-- begin --

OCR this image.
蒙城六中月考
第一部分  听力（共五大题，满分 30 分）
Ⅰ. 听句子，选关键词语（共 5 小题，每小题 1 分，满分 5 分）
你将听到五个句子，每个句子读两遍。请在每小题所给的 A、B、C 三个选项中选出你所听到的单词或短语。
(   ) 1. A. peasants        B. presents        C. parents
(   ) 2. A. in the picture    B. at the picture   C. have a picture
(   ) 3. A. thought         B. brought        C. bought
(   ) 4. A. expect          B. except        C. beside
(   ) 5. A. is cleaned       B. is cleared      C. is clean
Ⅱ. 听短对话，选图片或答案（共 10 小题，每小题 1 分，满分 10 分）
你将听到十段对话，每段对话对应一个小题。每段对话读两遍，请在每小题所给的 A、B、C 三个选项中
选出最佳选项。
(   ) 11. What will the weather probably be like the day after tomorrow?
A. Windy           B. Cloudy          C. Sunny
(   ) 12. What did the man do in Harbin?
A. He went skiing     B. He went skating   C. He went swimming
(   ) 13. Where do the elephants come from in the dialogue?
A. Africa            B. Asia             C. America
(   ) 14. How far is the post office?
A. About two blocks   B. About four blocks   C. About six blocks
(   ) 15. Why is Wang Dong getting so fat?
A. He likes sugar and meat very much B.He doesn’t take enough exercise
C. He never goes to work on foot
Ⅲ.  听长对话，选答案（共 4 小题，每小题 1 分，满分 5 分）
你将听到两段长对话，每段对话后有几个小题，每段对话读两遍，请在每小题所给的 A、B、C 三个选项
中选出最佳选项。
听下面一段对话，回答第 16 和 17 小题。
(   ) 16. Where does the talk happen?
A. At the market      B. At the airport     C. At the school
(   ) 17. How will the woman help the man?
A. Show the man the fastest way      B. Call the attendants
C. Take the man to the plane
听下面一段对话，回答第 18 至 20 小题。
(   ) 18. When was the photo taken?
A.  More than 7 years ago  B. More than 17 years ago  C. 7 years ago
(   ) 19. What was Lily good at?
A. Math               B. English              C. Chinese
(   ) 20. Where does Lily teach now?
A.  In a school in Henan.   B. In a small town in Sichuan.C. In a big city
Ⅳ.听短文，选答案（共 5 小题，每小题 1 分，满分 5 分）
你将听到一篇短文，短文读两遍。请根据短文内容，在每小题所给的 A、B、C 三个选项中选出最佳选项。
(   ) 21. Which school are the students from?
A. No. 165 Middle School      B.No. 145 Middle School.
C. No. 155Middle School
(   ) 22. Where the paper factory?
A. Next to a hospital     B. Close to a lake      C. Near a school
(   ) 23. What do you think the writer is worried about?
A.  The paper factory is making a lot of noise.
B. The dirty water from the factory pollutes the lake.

-- end --

Check each line of the records for "What" and copy the ones that contain it.

(   ) 11. What will the weather probably be like the day after tomorrow?
(   ) 12. What did the man do in Harbin?
(   ) 19. What was Lily good at?
(   ) 23. What do you think the writer is worried about?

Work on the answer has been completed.